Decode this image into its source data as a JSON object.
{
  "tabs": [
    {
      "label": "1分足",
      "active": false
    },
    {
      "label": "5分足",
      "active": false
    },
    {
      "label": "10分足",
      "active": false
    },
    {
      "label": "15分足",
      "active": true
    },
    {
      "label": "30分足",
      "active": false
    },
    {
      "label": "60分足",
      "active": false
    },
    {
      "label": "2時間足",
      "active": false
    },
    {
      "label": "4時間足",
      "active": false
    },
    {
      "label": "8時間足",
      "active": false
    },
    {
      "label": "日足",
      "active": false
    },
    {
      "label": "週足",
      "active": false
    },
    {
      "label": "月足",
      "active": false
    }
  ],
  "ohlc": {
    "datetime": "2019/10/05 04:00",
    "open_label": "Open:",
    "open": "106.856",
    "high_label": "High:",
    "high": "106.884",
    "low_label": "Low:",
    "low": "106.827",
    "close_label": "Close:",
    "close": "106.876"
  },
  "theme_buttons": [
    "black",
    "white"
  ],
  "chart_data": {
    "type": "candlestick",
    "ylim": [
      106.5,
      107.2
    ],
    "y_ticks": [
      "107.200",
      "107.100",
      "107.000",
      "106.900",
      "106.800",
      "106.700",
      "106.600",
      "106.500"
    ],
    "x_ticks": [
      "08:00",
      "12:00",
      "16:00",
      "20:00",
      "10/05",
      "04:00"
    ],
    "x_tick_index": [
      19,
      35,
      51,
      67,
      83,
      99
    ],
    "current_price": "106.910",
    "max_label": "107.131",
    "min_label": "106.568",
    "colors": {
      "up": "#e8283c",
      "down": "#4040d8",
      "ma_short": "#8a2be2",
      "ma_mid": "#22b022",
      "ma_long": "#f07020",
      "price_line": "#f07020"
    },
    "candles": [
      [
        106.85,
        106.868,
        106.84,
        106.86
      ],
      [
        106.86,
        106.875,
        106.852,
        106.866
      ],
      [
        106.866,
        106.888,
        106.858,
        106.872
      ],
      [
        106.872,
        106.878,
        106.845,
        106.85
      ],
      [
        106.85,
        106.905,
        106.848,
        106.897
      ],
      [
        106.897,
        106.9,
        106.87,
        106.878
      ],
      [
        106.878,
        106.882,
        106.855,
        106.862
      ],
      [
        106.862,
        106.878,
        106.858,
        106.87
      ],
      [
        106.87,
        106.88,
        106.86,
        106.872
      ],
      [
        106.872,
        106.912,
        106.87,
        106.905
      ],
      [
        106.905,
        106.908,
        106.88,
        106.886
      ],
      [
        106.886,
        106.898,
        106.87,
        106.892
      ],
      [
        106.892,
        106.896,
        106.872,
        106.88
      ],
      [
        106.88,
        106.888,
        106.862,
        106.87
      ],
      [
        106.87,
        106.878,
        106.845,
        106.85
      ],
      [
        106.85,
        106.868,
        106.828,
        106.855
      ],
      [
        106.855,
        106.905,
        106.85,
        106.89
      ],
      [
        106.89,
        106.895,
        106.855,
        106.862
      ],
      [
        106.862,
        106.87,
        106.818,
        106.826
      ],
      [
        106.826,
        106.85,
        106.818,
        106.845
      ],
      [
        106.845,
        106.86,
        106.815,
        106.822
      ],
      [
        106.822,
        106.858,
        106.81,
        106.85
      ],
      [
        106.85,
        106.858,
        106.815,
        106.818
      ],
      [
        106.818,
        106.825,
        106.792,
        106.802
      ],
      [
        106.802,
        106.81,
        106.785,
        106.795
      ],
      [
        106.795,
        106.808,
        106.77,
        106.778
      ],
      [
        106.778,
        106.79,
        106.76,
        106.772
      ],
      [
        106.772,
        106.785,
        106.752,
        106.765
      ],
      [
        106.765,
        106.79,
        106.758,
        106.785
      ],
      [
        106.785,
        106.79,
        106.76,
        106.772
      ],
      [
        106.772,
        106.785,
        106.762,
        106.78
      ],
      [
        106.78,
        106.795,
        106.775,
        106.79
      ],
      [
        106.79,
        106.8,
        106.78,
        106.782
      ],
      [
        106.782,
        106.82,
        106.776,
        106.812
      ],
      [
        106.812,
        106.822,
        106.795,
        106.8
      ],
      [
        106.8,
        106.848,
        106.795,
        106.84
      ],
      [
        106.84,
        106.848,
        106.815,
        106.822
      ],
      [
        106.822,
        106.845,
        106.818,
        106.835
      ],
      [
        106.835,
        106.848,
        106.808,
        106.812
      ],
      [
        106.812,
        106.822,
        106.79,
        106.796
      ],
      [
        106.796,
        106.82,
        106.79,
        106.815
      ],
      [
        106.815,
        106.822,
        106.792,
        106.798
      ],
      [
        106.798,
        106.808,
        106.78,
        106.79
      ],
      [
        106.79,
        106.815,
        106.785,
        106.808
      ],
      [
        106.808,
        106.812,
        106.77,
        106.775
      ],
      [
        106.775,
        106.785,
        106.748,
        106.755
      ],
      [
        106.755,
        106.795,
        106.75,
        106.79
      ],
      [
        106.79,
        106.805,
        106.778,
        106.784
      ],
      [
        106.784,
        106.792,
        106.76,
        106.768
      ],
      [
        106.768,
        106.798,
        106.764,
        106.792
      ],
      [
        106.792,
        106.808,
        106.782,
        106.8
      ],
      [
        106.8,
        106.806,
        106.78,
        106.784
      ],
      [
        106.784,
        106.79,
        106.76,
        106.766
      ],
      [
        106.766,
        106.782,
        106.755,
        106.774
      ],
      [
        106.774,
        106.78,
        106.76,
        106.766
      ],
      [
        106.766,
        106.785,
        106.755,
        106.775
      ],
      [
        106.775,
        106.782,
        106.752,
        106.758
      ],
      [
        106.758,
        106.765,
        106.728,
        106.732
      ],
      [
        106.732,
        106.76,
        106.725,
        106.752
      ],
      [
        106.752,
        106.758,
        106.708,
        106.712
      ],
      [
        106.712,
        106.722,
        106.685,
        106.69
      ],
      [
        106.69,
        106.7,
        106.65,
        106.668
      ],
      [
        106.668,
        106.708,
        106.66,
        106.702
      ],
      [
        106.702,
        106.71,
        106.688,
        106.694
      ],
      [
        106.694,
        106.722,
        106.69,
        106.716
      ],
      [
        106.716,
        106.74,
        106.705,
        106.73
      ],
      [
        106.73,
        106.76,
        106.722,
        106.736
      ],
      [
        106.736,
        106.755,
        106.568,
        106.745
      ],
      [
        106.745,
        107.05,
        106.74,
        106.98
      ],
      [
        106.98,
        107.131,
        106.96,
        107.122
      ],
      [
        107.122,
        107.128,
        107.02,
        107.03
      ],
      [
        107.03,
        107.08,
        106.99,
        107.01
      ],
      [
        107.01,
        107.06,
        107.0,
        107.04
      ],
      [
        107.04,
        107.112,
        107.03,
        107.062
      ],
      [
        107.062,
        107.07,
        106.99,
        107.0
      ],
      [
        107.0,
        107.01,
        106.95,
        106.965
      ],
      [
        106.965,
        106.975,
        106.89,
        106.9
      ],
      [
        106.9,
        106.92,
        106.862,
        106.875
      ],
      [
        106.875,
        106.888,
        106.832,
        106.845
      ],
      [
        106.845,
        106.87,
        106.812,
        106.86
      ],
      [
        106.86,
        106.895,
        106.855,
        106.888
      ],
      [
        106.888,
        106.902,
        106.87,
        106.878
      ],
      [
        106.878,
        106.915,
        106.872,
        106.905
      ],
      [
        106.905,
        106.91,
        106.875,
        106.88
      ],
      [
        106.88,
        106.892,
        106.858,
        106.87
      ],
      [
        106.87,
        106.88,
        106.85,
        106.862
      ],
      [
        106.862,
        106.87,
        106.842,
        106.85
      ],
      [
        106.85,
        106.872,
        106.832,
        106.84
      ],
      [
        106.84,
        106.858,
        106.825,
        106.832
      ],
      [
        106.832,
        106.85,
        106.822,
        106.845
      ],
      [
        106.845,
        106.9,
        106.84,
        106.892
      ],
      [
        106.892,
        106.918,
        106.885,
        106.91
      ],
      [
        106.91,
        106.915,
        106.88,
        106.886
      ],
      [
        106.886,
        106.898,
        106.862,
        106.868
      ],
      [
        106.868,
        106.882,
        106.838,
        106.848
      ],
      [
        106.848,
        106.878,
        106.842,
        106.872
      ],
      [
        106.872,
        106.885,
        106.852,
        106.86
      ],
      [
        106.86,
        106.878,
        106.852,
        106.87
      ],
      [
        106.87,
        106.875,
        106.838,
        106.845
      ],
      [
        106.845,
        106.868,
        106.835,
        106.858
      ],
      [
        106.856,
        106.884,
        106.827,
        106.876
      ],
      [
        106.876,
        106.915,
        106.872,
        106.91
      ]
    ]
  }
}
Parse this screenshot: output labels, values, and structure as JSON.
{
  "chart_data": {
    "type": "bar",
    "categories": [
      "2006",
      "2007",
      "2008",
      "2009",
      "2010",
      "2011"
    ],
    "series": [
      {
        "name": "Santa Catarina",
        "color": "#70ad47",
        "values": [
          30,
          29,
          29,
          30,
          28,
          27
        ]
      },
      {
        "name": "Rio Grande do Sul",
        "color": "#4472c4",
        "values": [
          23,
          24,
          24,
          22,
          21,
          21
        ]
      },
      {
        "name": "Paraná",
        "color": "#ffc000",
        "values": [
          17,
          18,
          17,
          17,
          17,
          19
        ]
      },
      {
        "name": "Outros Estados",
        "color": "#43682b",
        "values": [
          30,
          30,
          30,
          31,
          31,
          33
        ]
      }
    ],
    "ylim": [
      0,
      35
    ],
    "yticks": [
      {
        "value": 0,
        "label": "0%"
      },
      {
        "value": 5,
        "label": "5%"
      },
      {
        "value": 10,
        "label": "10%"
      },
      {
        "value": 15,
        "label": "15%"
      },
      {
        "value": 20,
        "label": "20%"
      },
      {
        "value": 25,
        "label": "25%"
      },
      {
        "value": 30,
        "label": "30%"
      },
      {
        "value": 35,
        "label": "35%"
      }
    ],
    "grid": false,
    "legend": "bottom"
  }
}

--- --- ---

What needs to be done. Read the data above and count the lines that include "this". Answer only with the count.

Result of the exercise. 2